> **Task details**: Extract the listing in its entirety, keeping each line identical to the original.

> **Supplied material**:
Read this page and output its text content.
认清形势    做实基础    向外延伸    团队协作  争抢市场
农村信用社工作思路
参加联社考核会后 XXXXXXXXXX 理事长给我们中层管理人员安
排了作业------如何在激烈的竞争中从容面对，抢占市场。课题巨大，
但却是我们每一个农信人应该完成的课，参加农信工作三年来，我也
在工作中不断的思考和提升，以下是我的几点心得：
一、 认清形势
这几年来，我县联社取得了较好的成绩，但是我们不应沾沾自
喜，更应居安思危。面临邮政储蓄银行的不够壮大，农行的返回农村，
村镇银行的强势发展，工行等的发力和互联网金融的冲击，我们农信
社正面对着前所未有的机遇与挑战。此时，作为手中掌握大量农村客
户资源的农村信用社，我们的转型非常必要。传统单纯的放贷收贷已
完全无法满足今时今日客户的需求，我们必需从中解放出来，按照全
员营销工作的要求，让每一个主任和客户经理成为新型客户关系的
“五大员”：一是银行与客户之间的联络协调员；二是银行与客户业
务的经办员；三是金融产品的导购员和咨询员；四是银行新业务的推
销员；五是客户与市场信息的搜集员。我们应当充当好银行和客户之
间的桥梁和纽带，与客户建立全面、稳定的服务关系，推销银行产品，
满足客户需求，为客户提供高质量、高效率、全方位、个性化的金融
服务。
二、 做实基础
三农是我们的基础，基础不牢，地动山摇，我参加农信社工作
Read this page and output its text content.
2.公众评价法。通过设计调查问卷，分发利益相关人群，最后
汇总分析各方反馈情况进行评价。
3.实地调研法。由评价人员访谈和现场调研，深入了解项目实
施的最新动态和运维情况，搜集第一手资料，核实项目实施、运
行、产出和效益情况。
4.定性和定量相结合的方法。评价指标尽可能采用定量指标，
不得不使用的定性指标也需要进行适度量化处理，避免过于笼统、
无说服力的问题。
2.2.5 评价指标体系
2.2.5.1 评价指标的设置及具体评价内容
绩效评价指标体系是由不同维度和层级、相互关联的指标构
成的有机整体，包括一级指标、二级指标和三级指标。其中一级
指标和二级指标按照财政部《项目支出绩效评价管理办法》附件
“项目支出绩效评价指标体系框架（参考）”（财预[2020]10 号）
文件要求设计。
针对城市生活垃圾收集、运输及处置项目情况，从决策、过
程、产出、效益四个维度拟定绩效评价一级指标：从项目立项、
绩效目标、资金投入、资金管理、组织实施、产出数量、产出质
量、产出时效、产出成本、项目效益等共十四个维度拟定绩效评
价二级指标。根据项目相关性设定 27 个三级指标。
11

> **Result of the task**:
Read this page and output its text content.
认清形势    做实基础    向外延伸    团队协作  争抢市场
农村信用社工作思路
参加联社考核会后 XXXXXXXXXX 理事长给我们中层管理人员安
排了作业------如何在激烈的竞争中从容面对，抢占市场。课题巨大，
但却是我们每一个农信人应该完成的课，参加农信工作三年来，我也
在工作中不断的思考和提升，以下是我的几点心得：
一、 认清形势
这几年来，我县联社取得了较好的成绩，但是我们不应沾沾自
喜，更应居安思危。面临邮政储蓄银行的不够壮大，农行的返回农村，
村镇银行的强势发展，工行等的发力和互联网金融的冲击，我们农信
社正面对着前所未有的机遇与挑战。此时，作为手中掌握大量农村客
户资源的农村信用社，我们的转型非常必要。传统单纯的放贷收贷已
完全无法满足今时今日客户的需求，我们必需从中解放出来，按照全
员营销工作的要求，让每一个主任和客户经理成为新型客户关系的
“五大员”：一是银行与客户之间的联络协调员；二是银行与客户业
务的经办员；三是金融产品的导购员和咨询员；四是银行新业务的推
销员；五是客户与市场信息的搜集员。我们应当充当好银行和客户之
间的桥梁和纽带，与客户建立全面、稳定的服务关系，推销银行产品，
满足客户需求，为客户提供高质量、高效率、全方位、个性化的金融
服务。
二、 做实基础
三农是我们的基础，基础不牢，地动山摇，我参加农信社工作
Read this page and output its text content.
2.公众评价法。通过设计调查问卷，分发利益相关人群，最后
汇总分析各方反馈情况进行评价。
3.实地调研法。由评价人员访谈和现场调研，深入了解项目实
施的最新动态和运维情况，搜集第一手资料，核实项目实施、运
行、产出和效益情况。
4.定性和定量相结合的方法。评价指标尽可能采用定量指标，
不得不使用的定性指标也需要进行适度量化处理，避免过于笼统、
无说服力的问题。
2.2.5 评价指标体系
2.2.5.1 评价指标的设置及具体评价内容
绩效评价指标体系是由不同维度和层级、相互关联的指标构
成的有机整体，包括一级指标、二级指标和三级指标。其中一级
指标和二级指标按照财政部《项目支出绩效评价管理办法》附件
“项目支出绩效评价指标体系框架（参考）”（财预[2020]10 号）
文件要求设计。
针对城市生活垃圾收集、运输及处置项目情况，从决策、过
程、产出、效益四个维度拟定绩效评价一级指标：从项目立项、
绩效目标、资金投入、资金管理、组织实施、产出数量、产出质
量、产出时效、产出成本、项目效益等共十四个维度拟定绩效评
价二级指标。根据项目相关性设定 27 个三级指标。
11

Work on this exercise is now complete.